25th March 2015

Private Rented Sector Place Branding

By Tim Lewis

Article original published on PRS Update, The Young Group. www.prsupdate.co.uk

Whether you like it or not, it seems the Private Rented Sector (PRS) has been slower than most in recognising the capability of a ‘brand’ in influencing customers’ decision making process.

The sector needs to shift its thinking about how a strong  brand proposition is increasingly important in the PRS.

The role of brands and branding in property marketing has always been an interesting debate. The agents have one opinion, the developer another and often the marketing department yet another. The answer is never clear cut. There is however, one common agreement – if you get it right, a good brand will add value.

We should pause for a definition of terms. If your definition of a brand is a logotype, then all we are talking about is the symbol by which we identify a place or organisation. The only value this will add is a limited expression of the character of the place and (possibly) some reference to its location. Whilst this is useful, it is unlikely to be very persuasive, and persuasion should be the brand’s most important job. A brand's personality is the sum of your vision, values and the promise you make to your customers – a brand organises and brings your story to life.

The golden rule in creating a good brand is that it should draw its strength from what it symbolises and not the other way around.

Think about Apple. The symbol and name are largely irrelevant to the product you buy. The Apple brand has a clear vision, and stands for a range of attributes and values which run through their people and find their way into the products that people covet and queue for. The Apple brand manages their thinking and creates a very persuasive story.

Of course, it’s easy to admire Apple with its multimillion dollar marketing spend. We can, however, identify a key principle they have adopted. For Apple, brand is an inside-out concept; it drives their product and the story, not simply articulates it. Quality, performance and innovation are at the centre of the Apple brand, not a by-product of it.

_ _ _ _

(Work instructions):
1) For each statement, say yes or no according to the branding article, and quote the words that decide it. (a) The Private Rented Sector has been quicker than most to recognize what a brand can do. (b) A brand that is only a logotype is unlikely to be very persuasive. (c) For Apple, quality, performance and innovation are a by-product of the brand.
2) According to the branding article's golden rule, where should a good brand draw its strength from?
3) Write the next part of the branding article, picking up after its final sentence.

(Given information):
_ _ _ _

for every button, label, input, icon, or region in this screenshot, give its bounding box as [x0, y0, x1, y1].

_ _ _ _

(Exercise answers):
1)
(a) No: "it seems the Private Rented Sector (PRS) has been slower than most in recognising the capability of a ‘brand’ in influencing customers’ decision making process."
(b) Yes: "Whilst this is useful, it is unlikely to be very persuasive, and persuasion should be the brand’s most important job."
(c) No: "Quality, performance and innovation are at the centre of the Apple brand, not a by-product of it."

2) From what it symbolizes, and not the other way around.

3)
In 2011 we helped create best practice for local government marketing practitioners. Within it, we created a three point definition of the role of place brands.

  • Define the place and what it stands for, its vision
  • Unite all stakeholders in delivering this definition by creating shared values
  • Project the definition and values to the right customers to attract them to us

Interestingly, within the research behind this definition, the most common reason for the failure of place brands was an inconsistent vision for the place which led to different interpretations of the story.

It’s easy to see that if, for example, developers, architects, agents and marketers don’t line up their thinking, the expectation they create won’t fit the reality of what they want to deliver. This will not create a strong, long term brand.

Long term ‘brand’ thinking for the PRS is critical. More large-scale schemes are being conceived and built with rental in mind. By their nature these places must (arguably) stand the test of time more than a sales led development. Commercial success relies on taking a longer-term view, in the same way a retail asset pays attention to its brand, so must large PRS led ‘places’.

They must be clear on what they stand for so they can create repeat demand by delivering what they promise. This means creating consistency, not just in product or promotion, but in how it is managed and the terms and conditions they offer; the story they tell must become much deeper. This can’t be done with just a logo or without everyone in your organisation believing in the same thing and agreeing the desired outcome. Suddenly a vision (a definition of what you want to achieve) and brand values (the things you believe in which create behaviours) become critically important in creating a place brand.

So you can, and must, learn from brands like Apple. PRS brands must think beyond logos, brochures and websites and think about their brand as an inside-out concept. If not, they lack the framework of controls and support which a clear vision and values provide. This is long-term brand thinking and that’s where the value is.

Small Back Room (SBR) started working on the East Village brand  identity over three years ago and at the centre of their brand lies a vision called; ‘a new way of London living’. This vision is underpinned by three promises; space, time and choice. A simple theory. If through location, design and management of the place they can bring these promises to life, they will provide easier living. Easier living creates more rewarding experiences, a positive atmosphere and a sense of well being; if they are consistent and become known for these things then they will be able to retain residents and easily attract new ones. Making these promises come to life creates their brand values.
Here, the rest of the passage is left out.